▶

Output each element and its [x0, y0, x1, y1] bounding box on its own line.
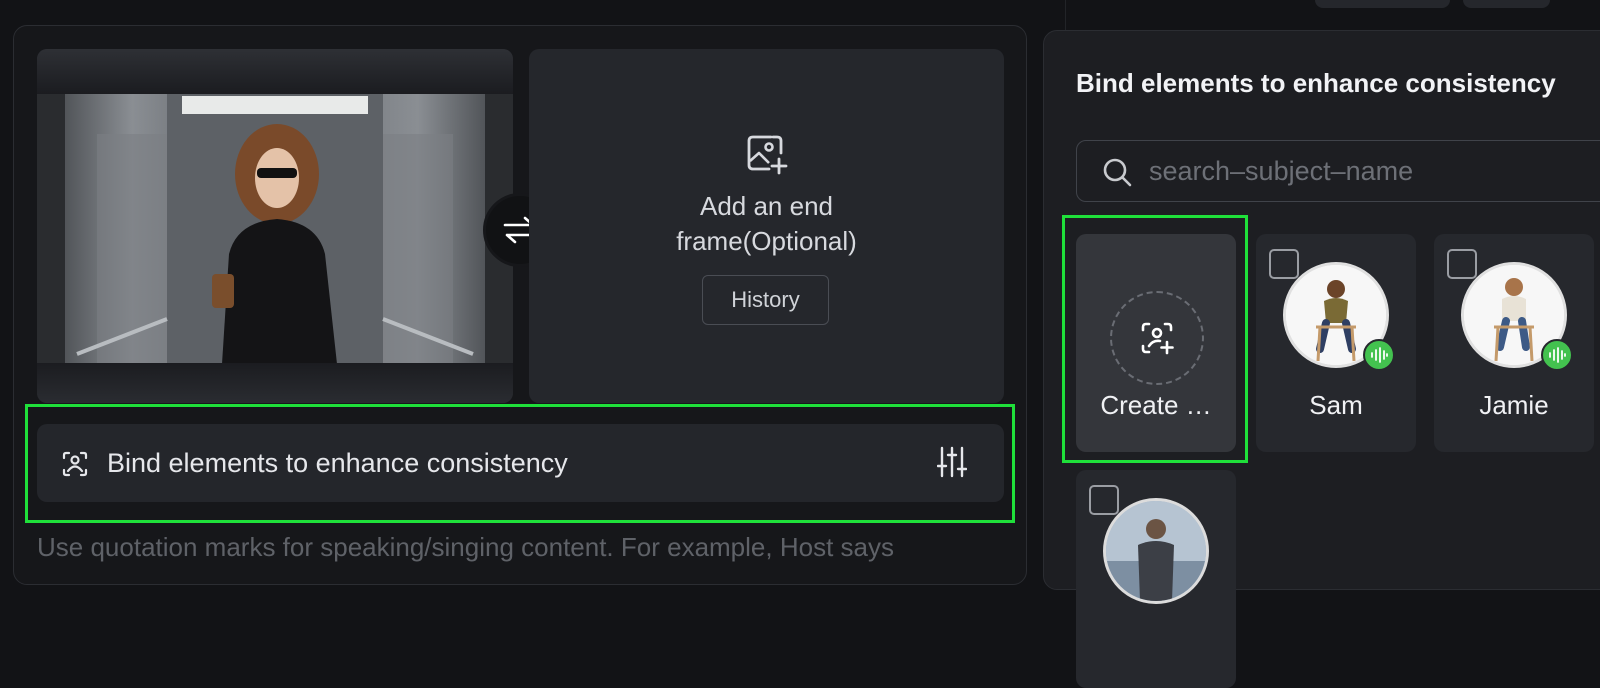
search-box[interactable]	[1076, 140, 1600, 202]
select-checkbox[interactable]	[1447, 249, 1477, 279]
select-checkbox[interactable]	[1269, 249, 1299, 279]
subject-add-icon	[1141, 322, 1174, 355]
end-frame-upload[interactable]: Add an end frame(Optional) History	[529, 49, 1004, 403]
subject-name: Sam	[1309, 390, 1363, 420]
voice-wave-icon	[1371, 347, 1388, 363]
sliders-icon[interactable]	[937, 446, 967, 478]
end-frame-title-line1: Add an end	[699, 191, 833, 221]
subject-card[interactable]	[1076, 470, 1236, 688]
search-input[interactable]	[1147, 151, 1587, 191]
history-button[interactable]: History	[702, 275, 829, 325]
subject-bind-icon	[62, 451, 88, 477]
image-add-icon	[747, 135, 788, 175]
image-letterbox-bottom	[37, 363, 513, 403]
create-subject-label: Create …	[1100, 390, 1212, 420]
top-toolbar-button[interactable]	[1315, 0, 1450, 8]
voice-badge	[1541, 339, 1573, 371]
select-checkbox[interactable]	[1089, 485, 1119, 515]
avatar-image	[1106, 501, 1206, 601]
voice-badge	[1363, 339, 1395, 371]
top-divider	[1065, 0, 1066, 30]
prompt-hint-text: Use quotation marks for speaking/singing…	[37, 532, 894, 562]
create-subject-card[interactable]: Create …	[1076, 234, 1236, 452]
bind-elements-label: Bind elements to enhance consistency	[107, 448, 568, 478]
search-icon	[1103, 158, 1132, 187]
start-frame-image	[37, 94, 513, 364]
panel-title: Bind elements to enhance consistency	[1076, 68, 1556, 98]
image-letterbox-top	[37, 49, 513, 94]
subject-name: Jamie	[1479, 390, 1549, 420]
bind-elements-bar[interactable]: Bind elements to enhance consistency	[37, 424, 1004, 502]
top-toolbar-button-secondary[interactable]	[1463, 0, 1550, 8]
end-frame-title: Add an end frame(Optional)	[529, 189, 1004, 259]
subject-card-jamie[interactable]: Jamie	[1434, 234, 1594, 452]
avatar	[1103, 498, 1209, 604]
end-frame-title-line2: frame(Optional)	[676, 226, 857, 256]
start-frame[interactable]	[37, 49, 513, 403]
subject-card-sam[interactable]: Sam	[1256, 234, 1416, 452]
create-subject-circle	[1110, 291, 1204, 385]
voice-wave-icon	[1549, 347, 1566, 363]
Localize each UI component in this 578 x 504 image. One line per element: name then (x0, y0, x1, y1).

◀

**Objective:** Reproduce all of the material above, renaming every "voice-badge" to "audio-badge" and leaving everything else unchanged, and omit the pictures.

**Worked answer:**
Output each element and its [x0, y0, x1, y1] bounding box on its own line.
search-box[interactable]	[1076, 140, 1600, 202]
select-checkbox[interactable]	[1447, 249, 1477, 279]
select-checkbox[interactable]	[1269, 249, 1299, 279]
subject-add-icon	[1141, 322, 1174, 355]
end-frame-upload[interactable]: Add an end frame(Optional) History	[529, 49, 1004, 403]
subject-name: Sam	[1309, 390, 1363, 420]
voice-wave-icon	[1371, 347, 1388, 363]
sliders-icon[interactable]	[937, 446, 967, 478]
end-frame-title-line1: Add an end	[699, 191, 833, 221]
subject-card[interactable]	[1076, 470, 1236, 688]
search-input[interactable]	[1147, 151, 1587, 191]
history-button[interactable]: History	[702, 275, 829, 325]
subject-bind-icon	[62, 451, 88, 477]
image-add-icon	[747, 135, 788, 175]
image-letterbox-bottom	[37, 363, 513, 403]
create-subject-label: Create …	[1100, 390, 1212, 420]
top-toolbar-button[interactable]	[1315, 0, 1450, 8]
audio-badge	[1541, 339, 1573, 371]
select-checkbox[interactable]	[1089, 485, 1119, 515]
avatar-image	[1106, 501, 1206, 601]
audio-badge	[1363, 339, 1395, 371]
top-divider	[1065, 0, 1066, 30]
prompt-hint-text: Use quotation marks for speaking/singing…	[37, 532, 894, 562]
create-subject-card[interactable]: Create …	[1076, 234, 1236, 452]
bind-elements-label: Bind elements to enhance consistency	[107, 448, 568, 478]
search-icon	[1103, 158, 1132, 187]
start-frame-image	[37, 94, 513, 364]
panel-title: Bind elements to enhance consistency	[1076, 68, 1556, 98]
image-letterbox-top	[37, 49, 513, 94]
subject-name: Jamie	[1479, 390, 1549, 420]
bind-elements-bar[interactable]: Bind elements to enhance consistency	[37, 424, 1004, 502]
top-toolbar-button-secondary[interactable]	[1463, 0, 1550, 8]
end-frame-title: Add an end frame(Optional)	[529, 189, 1004, 259]
subject-card-jamie[interactable]: Jamie	[1434, 234, 1594, 452]
avatar	[1103, 498, 1209, 604]
end-frame-title-line2: frame(Optional)	[676, 226, 857, 256]
start-frame[interactable]	[37, 49, 513, 403]
subject-card-sam[interactable]: Sam	[1256, 234, 1416, 452]
create-subject-circle	[1110, 291, 1204, 385]
voice-wave-icon	[1549, 347, 1566, 363]
Localize each UI component in this 578 x 504 image. One line per element: name then (x0, y0, x1, y1).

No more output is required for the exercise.